§ **YOUR OBJECTIVE**: Keep the pictures out of the copy and print all the entries below exactly.

§ **PROVIDED ENTRIES**:
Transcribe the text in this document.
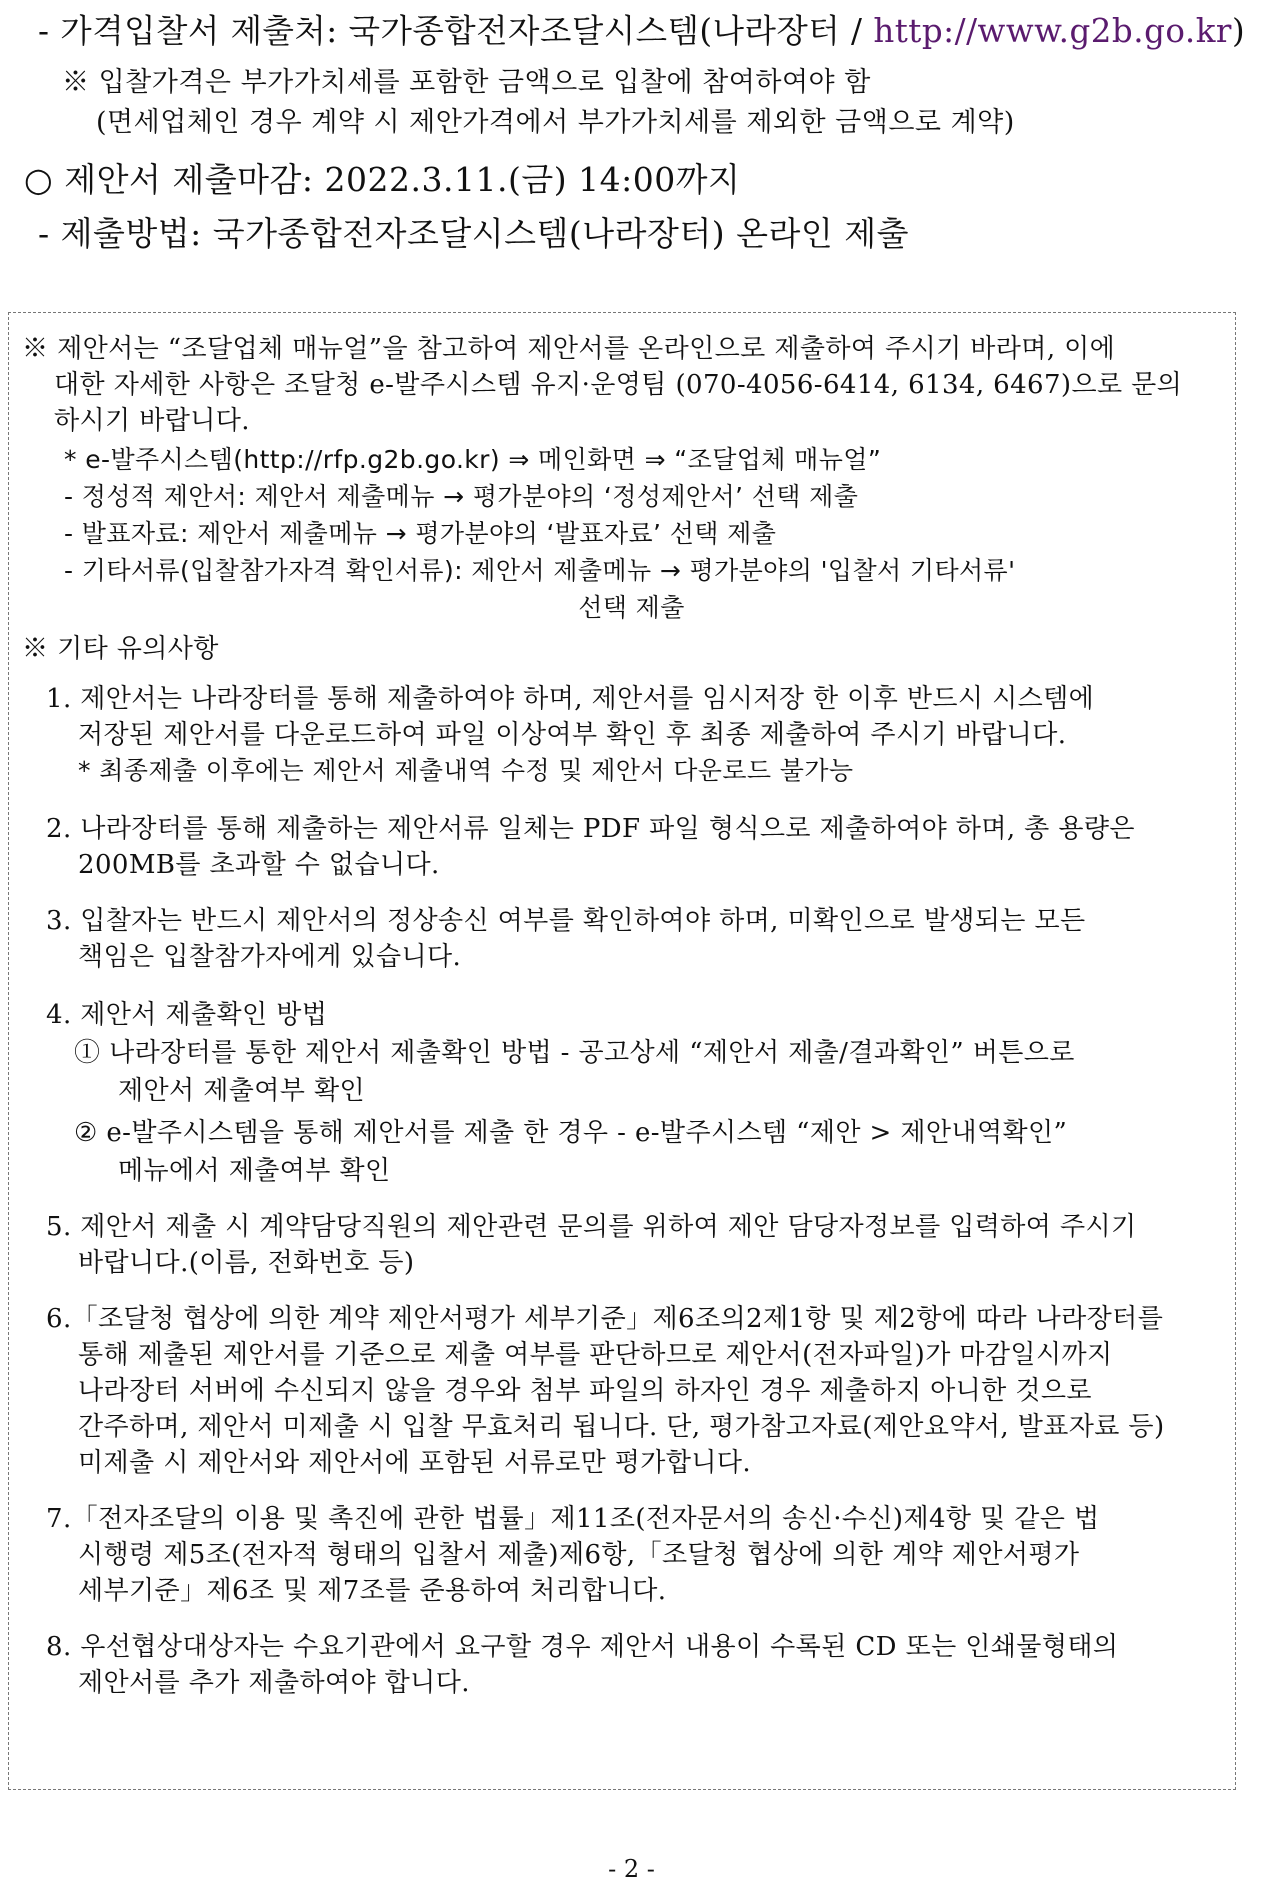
- 가격입찰서 제출처: 국가종합전자조달시스템(나라장터 / http://www.g2b.go.kr)
※ 입찰가격은 부가가치세를 포함한 금액으로 입찰에 참여하여야 함
(면세업체인 경우 계약 시 제안가격에서 부가가치세를 제외한 금액으로 계약)
○ 제안서 제출마감: 2022.3.11.(금) 14:00까지
- 제출방법: 국가종합전자조달시스템(나라장터) 온라인 제출
※ 제안서는 “조달업체 매뉴얼”을 참고하여 제안서를 온라인으로 제출하여 주시기 바라며, 이에
대한 자세한 사항은 조달청 e-발주시스템 유지·운영팀 (070-4056-6414, 6134, 6467)으로 문의
하시기 바랍니다.
* e-발주시스템(http://rfp.g2b.go.kr) ⇒ 메인화면 ⇒ “조달업체 매뉴얼”
- 정성적 제안서: 제안서 제출메뉴 → 평가분야의 ‘정성제안서’ 선택 제출
- 발표자료: 제안서 제출메뉴 → 평가분야의 ‘발표자료’ 선택 제출
- 기타서류(입찰참가자격 확인서류): 제안서 제출메뉴 → 평가분야의 '입찰서 기타서류'
선택 제출
※ 기타 유의사항
1. 제안서는 나라장터를 통해 제출하여야 하며, 제안서를 임시저장 한 이후 반드시 시스템에
저장된 제안서를 다운로드하여 파일 이상여부 확인 후 최종 제출하여 주시기 바랍니다.
* 최종제출 이후에는 제안서 제출내역 수정 및 제안서 다운로드 불가능
2. 나라장터를 통해 제출하는 제안서류 일체는 PDF 파일 형식으로 제출하여야 하며, 총 용량은
200MB를 초과할 수 없습니다.
3. 입찰자는 반드시 제안서의 정상송신 여부를 확인하여야 하며, 미확인으로 발생되는 모든
책임은 입찰참가자에게 있습니다.
4. 제안서 제출확인 방법
① 나라장터를 통한 제안서 제출확인 방법 - 공고상세 “제안서 제출/결과확인” 버튼으로
제안서 제출여부 확인
② e-발주시스템을 통해 제안서를 제출 한 경우 - e-발주시스템 “제안 > 제안내역확인”
메뉴에서 제출여부 확인
5. 제안서 제출 시 계약담당직원의 제안관련 문의를 위하여 제안 담당자정보를 입력하여 주시기
바랍니다.(이름, 전화번호 등)
6.「조달청 협상에 의한 계약 제안서평가 세부기준」제6조의2제1항 및 제2항에 따라 나라장터를
통해 제출된 제안서를 기준으로 제출 여부를 판단하므로 제안서(전자파일)가 마감일시까지
나라장터 서버에 수신되지 않을 경우와 첨부 파일의 하자인 경우 제출하지 아니한 것으로
간주하며, 제안서 미제출 시 입찰 무효처리 됩니다. 단, 평가참고자료(제안요약서, 발표자료 등)
미제출 시 제안서와 제안서에 포함된 서류로만 평가합니다.
7.「전자조달의 이용 및 촉진에 관한 법률」제11조(전자문서의 송신·수신)제4항 및 같은 법
시행령 제5조(전자적 형태의 입찰서 제출)제6항,「조달청 협상에 의한 계약 제안서평가
세부기준」제6조 및 제7조를 준용하여 처리합니다.
8. 우선협상대상자는 수요기관에서 요구할 경우 제안서 내용이 수록된 CD 또는 인쇄물형태의
제안서를 추가 제출하여야 합니다.
- 2 -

§ **COMPLETE ANSWER**:
Transcribe the text in this document.
- 가격입찰서 제출처: 국가종합전자조달시스템(나라장터 / http://www.g2b.go.kr)
※ 입찰가격은 부가가치세를 포함한 금액으로 입찰에 참여하여야 함
(면세업체인 경우 계약 시 제안가격에서 부가가치세를 제외한 금액으로 계약)
○ 제안서 제출마감: 2022.3.11.(금) 14:00까지
- 제출방법: 국가종합전자조달시스템(나라장터) 온라인 제출
※ 제안서는 “조달업체 매뉴얼”을 참고하여 제안서를 온라인으로 제출하여 주시기 바라며, 이에
대한 자세한 사항은 조달청 e-발주시스템 유지·운영팀 (070-4056-6414, 6134, 6467)으로 문의
하시기 바랍니다.
* e-발주시스템(http://rfp.g2b.go.kr) ⇒ 메인화면 ⇒ “조달업체 매뉴얼”
- 정성적 제안서: 제안서 제출메뉴 → 평가분야의 ‘정성제안서’ 선택 제출
- 발표자료: 제안서 제출메뉴 → 평가분야의 ‘발표자료’ 선택 제출
- 기타서류(입찰참가자격 확인서류): 제안서 제출메뉴 → 평가분야의 '입찰서 기타서류'
선택 제출
※ 기타 유의사항
1. 제안서는 나라장터를 통해 제출하여야 하며, 제안서를 임시저장 한 이후 반드시 시스템에
저장된 제안서를 다운로드하여 파일 이상여부 확인 후 최종 제출하여 주시기 바랍니다.
* 최종제출 이후에는 제안서 제출내역 수정 및 제안서 다운로드 불가능
2. 나라장터를 통해 제출하는 제안서류 일체는 PDF 파일 형식으로 제출하여야 하며, 총 용량은
200MB를 초과할 수 없습니다.
3. 입찰자는 반드시 제안서의 정상송신 여부를 확인하여야 하며, 미확인으로 발생되는 모든
책임은 입찰참가자에게 있습니다.
4. 제안서 제출확인 방법
① 나라장터를 통한 제안서 제출확인 방법 - 공고상세 “제안서 제출/결과확인” 버튼으로
제안서 제출여부 확인
② e-발주시스템을 통해 제안서를 제출 한 경우 - e-발주시스템 “제안 > 제안내역확인”
메뉴에서 제출여부 확인
5. 제안서 제출 시 계약담당직원의 제안관련 문의를 위하여 제안 담당자정보를 입력하여 주시기
바랍니다.(이름, 전화번호 등)
6.「조달청 협상에 의한 계약 제안서평가 세부기준」제6조의2제1항 및 제2항에 따라 나라장터를
통해 제출된 제안서를 기준으로 제출 여부를 판단하므로 제안서(전자파일)가 마감일시까지
나라장터 서버에 수신되지 않을 경우와 첨부 파일의 하자인 경우 제출하지 아니한 것으로
간주하며, 제안서 미제출 시 입찰 무효처리 됩니다. 단, 평가참고자료(제안요약서, 발표자료 등)
미제출 시 제안서와 제안서에 포함된 서류로만 평가합니다.
7.「전자조달의 이용 및 촉진에 관한 법률」제11조(전자문서의 송신·수신)제4항 및 같은 법
시행령 제5조(전자적 형태의 입찰서 제출)제6항,「조달청 협상에 의한 계약 제안서평가
세부기준」제6조 및 제7조를 준용하여 처리합니다.
8. 우선협상대상자는 수요기관에서 요구할 경우 제안서 내용이 수록된 CD 또는 인쇄물형태의
제안서를 추가 제출하여야 합니다.
- 2 -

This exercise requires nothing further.